Exercise description: With the pictures omitted, write out the entries that follow exactly as they stand.

Extracted records:
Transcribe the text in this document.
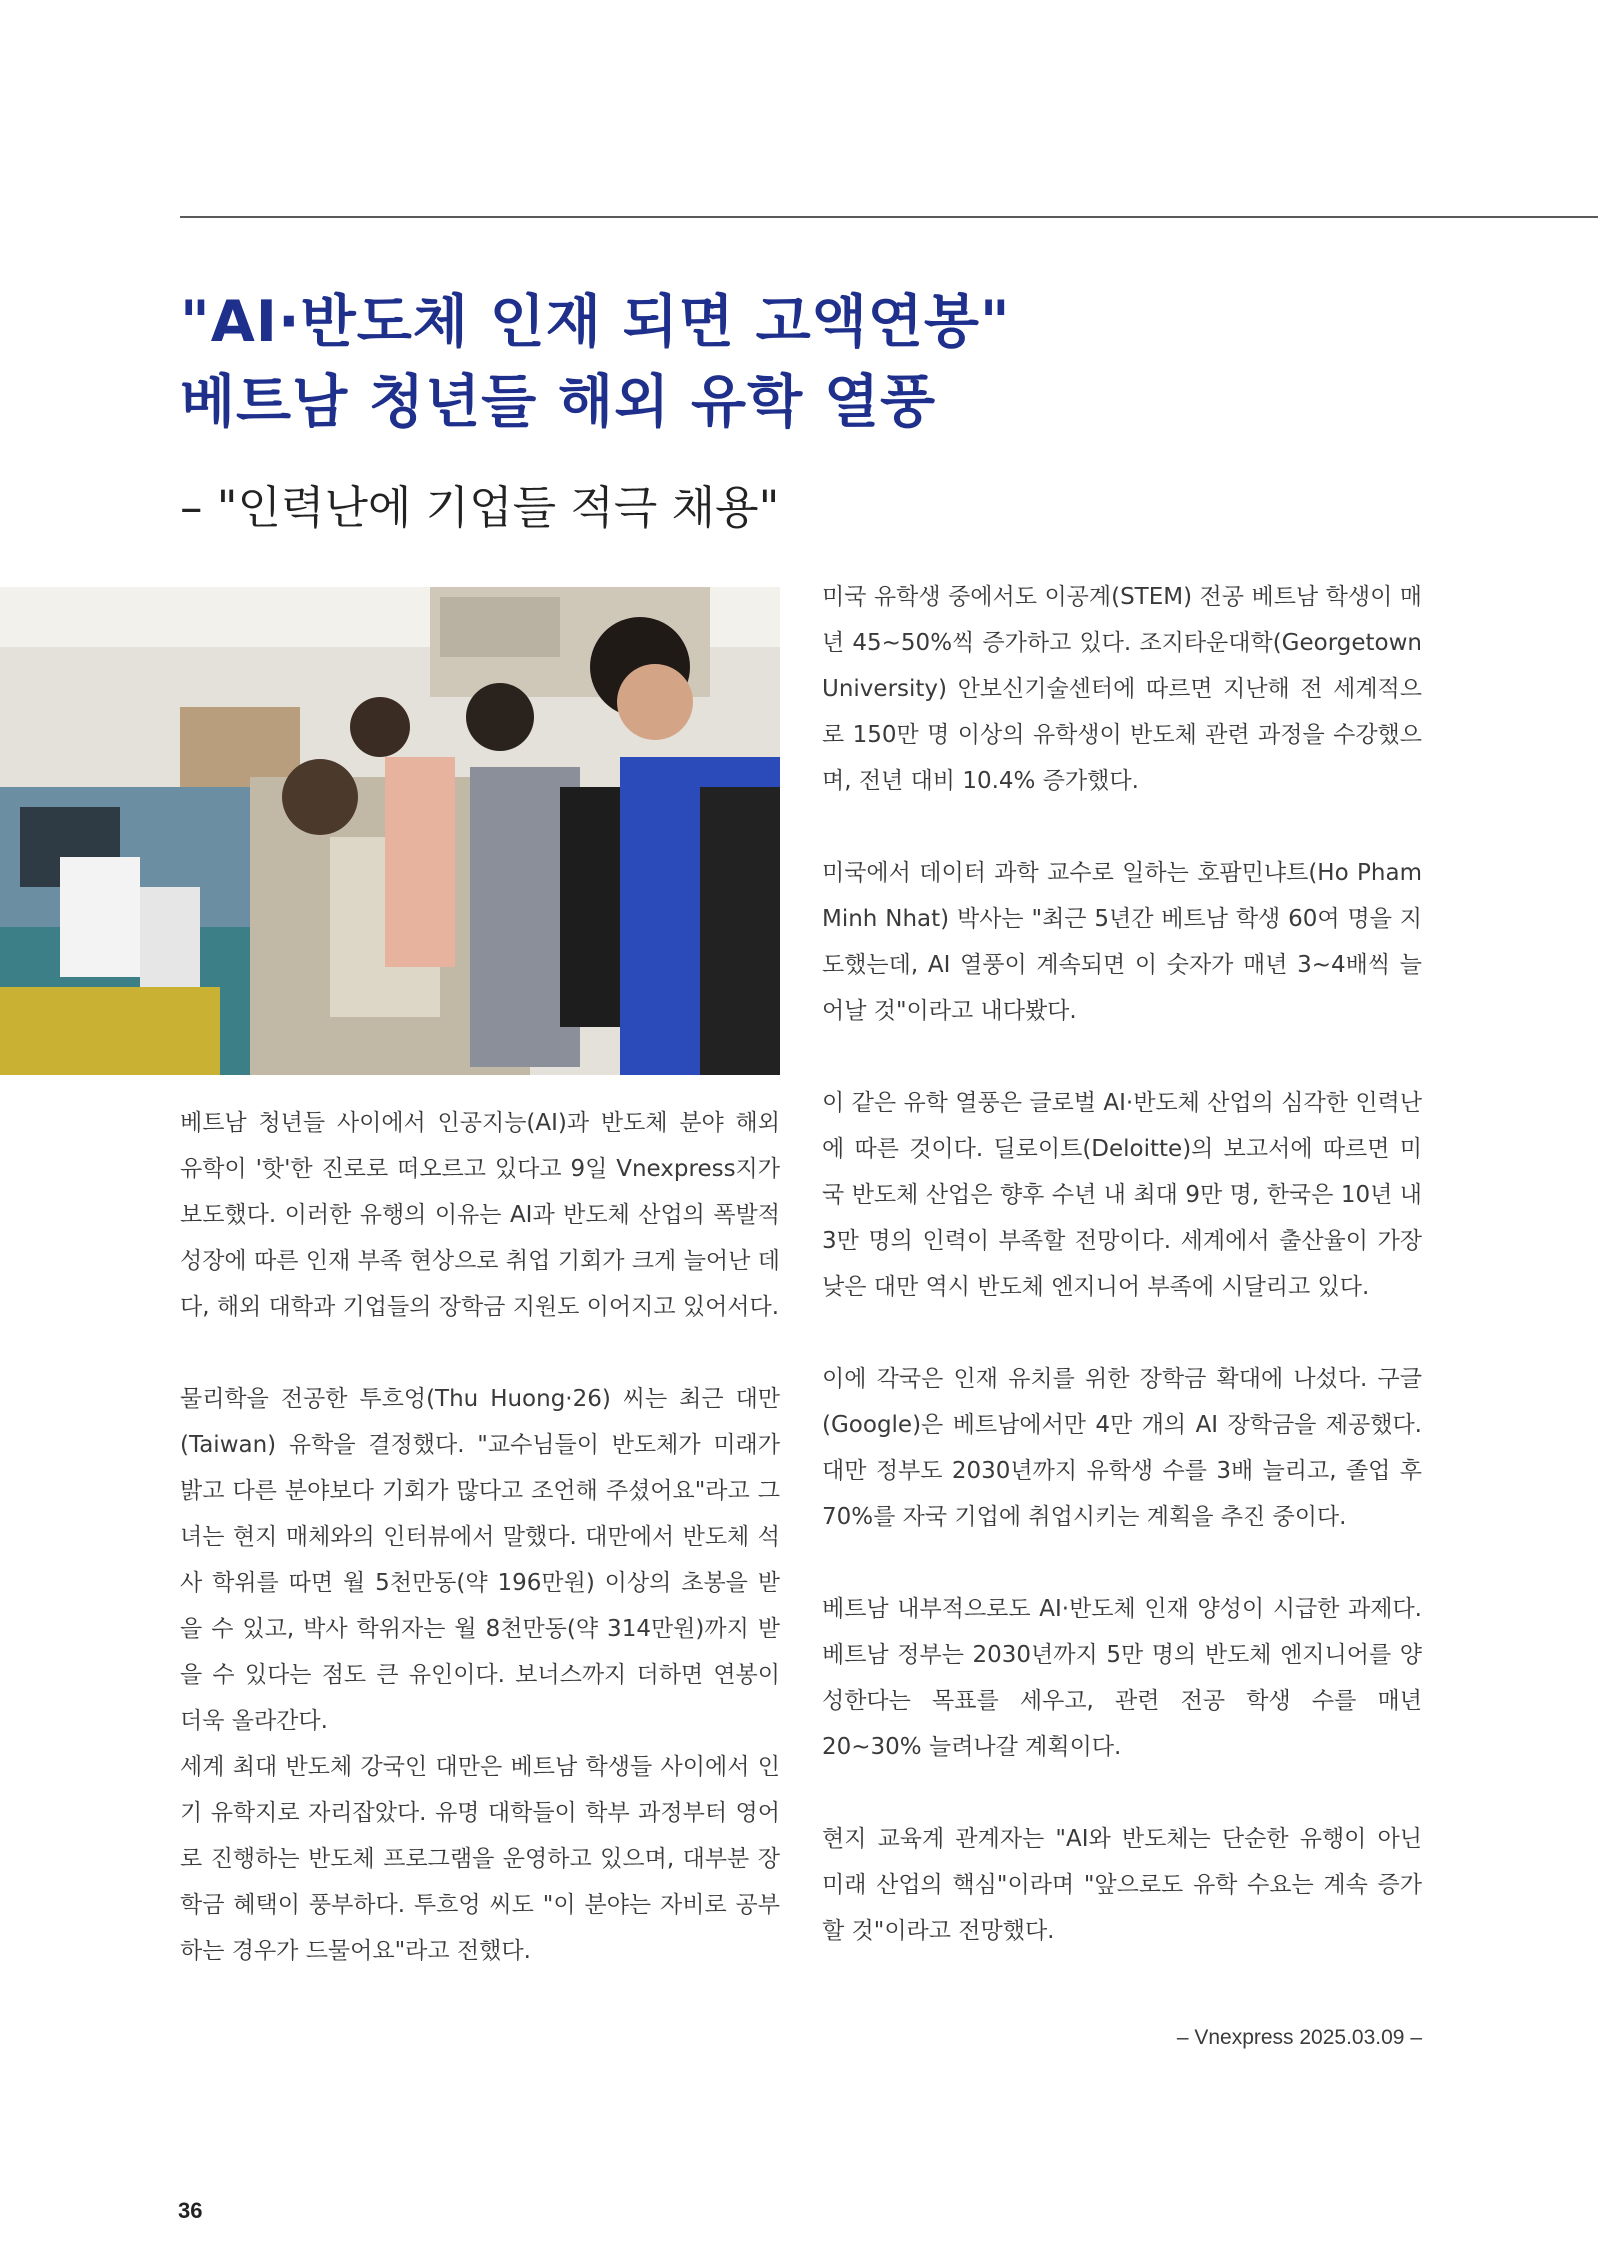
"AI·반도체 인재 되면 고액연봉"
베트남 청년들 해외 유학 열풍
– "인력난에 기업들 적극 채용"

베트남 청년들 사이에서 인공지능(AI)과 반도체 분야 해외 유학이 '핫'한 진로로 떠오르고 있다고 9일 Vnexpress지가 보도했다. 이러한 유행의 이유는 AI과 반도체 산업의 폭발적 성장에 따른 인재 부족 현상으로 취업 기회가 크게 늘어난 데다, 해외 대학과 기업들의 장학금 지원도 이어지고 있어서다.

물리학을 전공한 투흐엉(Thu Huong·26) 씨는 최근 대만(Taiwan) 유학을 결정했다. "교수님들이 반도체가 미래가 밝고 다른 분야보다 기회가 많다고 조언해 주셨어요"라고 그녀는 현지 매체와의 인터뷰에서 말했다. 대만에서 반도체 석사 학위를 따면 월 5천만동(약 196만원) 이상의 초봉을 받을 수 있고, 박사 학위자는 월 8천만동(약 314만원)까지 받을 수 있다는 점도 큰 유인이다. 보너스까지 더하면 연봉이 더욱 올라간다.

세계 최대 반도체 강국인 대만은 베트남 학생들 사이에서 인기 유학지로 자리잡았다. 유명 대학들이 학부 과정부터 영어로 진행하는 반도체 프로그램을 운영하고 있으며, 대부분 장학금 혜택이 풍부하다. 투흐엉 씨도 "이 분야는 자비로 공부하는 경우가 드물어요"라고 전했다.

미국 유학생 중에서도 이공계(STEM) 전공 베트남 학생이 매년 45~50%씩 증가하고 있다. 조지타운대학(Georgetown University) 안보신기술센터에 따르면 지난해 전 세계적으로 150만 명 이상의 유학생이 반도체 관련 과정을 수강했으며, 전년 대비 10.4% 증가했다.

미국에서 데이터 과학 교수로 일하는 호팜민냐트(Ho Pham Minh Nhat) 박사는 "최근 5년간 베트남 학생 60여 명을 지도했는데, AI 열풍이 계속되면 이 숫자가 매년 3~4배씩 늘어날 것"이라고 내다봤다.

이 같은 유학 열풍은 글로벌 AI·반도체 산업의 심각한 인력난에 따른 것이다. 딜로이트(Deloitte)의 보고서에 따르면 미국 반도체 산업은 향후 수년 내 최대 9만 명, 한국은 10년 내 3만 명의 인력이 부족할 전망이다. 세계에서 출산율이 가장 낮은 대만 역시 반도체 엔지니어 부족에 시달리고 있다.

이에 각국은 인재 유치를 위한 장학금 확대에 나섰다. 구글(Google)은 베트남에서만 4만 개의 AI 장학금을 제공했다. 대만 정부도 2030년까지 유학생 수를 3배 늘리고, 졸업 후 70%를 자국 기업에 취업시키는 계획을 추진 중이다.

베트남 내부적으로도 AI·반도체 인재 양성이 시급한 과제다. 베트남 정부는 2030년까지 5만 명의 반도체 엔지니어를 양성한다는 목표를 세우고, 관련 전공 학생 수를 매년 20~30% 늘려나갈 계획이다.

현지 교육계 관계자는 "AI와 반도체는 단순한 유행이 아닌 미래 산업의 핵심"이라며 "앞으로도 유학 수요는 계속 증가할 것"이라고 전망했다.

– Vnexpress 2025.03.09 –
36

Worked solution:
Transcribe the text in this document.
"AI·반도체 인재 되면 고액연봉"
베트남 청년들 해외 유학 열풍
– "인력난에 기업들 적극 채용"

베트남 청년들 사이에서 인공지능(AI)과 반도체 분야 해외 유학이 '핫'한 진로로 떠오르고 있다고 9일 Vnexpress지가 보도했다. 이러한 유행의 이유는 AI과 반도체 산업의 폭발적 성장에 따른 인재 부족 현상으로 취업 기회가 크게 늘어난 데다, 해외 대학과 기업들의 장학금 지원도 이어지고 있어서다.

물리학을 전공한 투흐엉(Thu Huong·26) 씨는 최근 대만(Taiwan) 유학을 결정했다. "교수님들이 반도체가 미래가 밝고 다른 분야보다 기회가 많다고 조언해 주셨어요"라고 그녀는 현지 매체와의 인터뷰에서 말했다. 대만에서 반도체 석사 학위를 따면 월 5천만동(약 196만원) 이상의 초봉을 받을 수 있고, 박사 학위자는 월 8천만동(약 314만원)까지 받을 수 있다는 점도 큰 유인이다. 보너스까지 더하면 연봉이 더욱 올라간다.

세계 최대 반도체 강국인 대만은 베트남 학생들 사이에서 인기 유학지로 자리잡았다. 유명 대학들이 학부 과정부터 영어로 진행하는 반도체 프로그램을 운영하고 있으며, 대부분 장학금 혜택이 풍부하다. 투흐엉 씨도 "이 분야는 자비로 공부하는 경우가 드물어요"라고 전했다.

미국 유학생 중에서도 이공계(STEM) 전공 베트남 학생이 매년 45~50%씩 증가하고 있다. 조지타운대학(Georgetown University) 안보신기술센터에 따르면 지난해 전 세계적으로 150만 명 이상의 유학생이 반도체 관련 과정을 수강했으며, 전년 대비 10.4% 증가했다.

미국에서 데이터 과학 교수로 일하는 호팜민냐트(Ho Pham Minh Nhat) 박사는 "최근 5년간 베트남 학생 60여 명을 지도했는데, AI 열풍이 계속되면 이 숫자가 매년 3~4배씩 늘어날 것"이라고 내다봤다.

이 같은 유학 열풍은 글로벌 AI·반도체 산업의 심각한 인력난에 따른 것이다. 딜로이트(Deloitte)의 보고서에 따르면 미국 반도체 산업은 향후 수년 내 최대 9만 명, 한국은 10년 내 3만 명의 인력이 부족할 전망이다. 세계에서 출산율이 가장 낮은 대만 역시 반도체 엔지니어 부족에 시달리고 있다.

이에 각국은 인재 유치를 위한 장학금 확대에 나섰다. 구글(Google)은 베트남에서만 4만 개의 AI 장학금을 제공했다. 대만 정부도 2030년까지 유학생 수를 3배 늘리고, 졸업 후 70%를 자국 기업에 취업시키는 계획을 추진 중이다.

베트남 내부적으로도 AI·반도체 인재 양성이 시급한 과제다. 베트남 정부는 2030년까지 5만 명의 반도체 엔지니어를 양성한다는 목표를 세우고, 관련 전공 학생 수를 매년 20~30% 늘려나갈 계획이다.

현지 교육계 관계자는 "AI와 반도체는 단순한 유행이 아닌 미래 산업의 핵심"이라며 "앞으로도 유학 수요는 계속 증가할 것"이라고 전망했다.

– Vnexpress 2025.03.09 –
36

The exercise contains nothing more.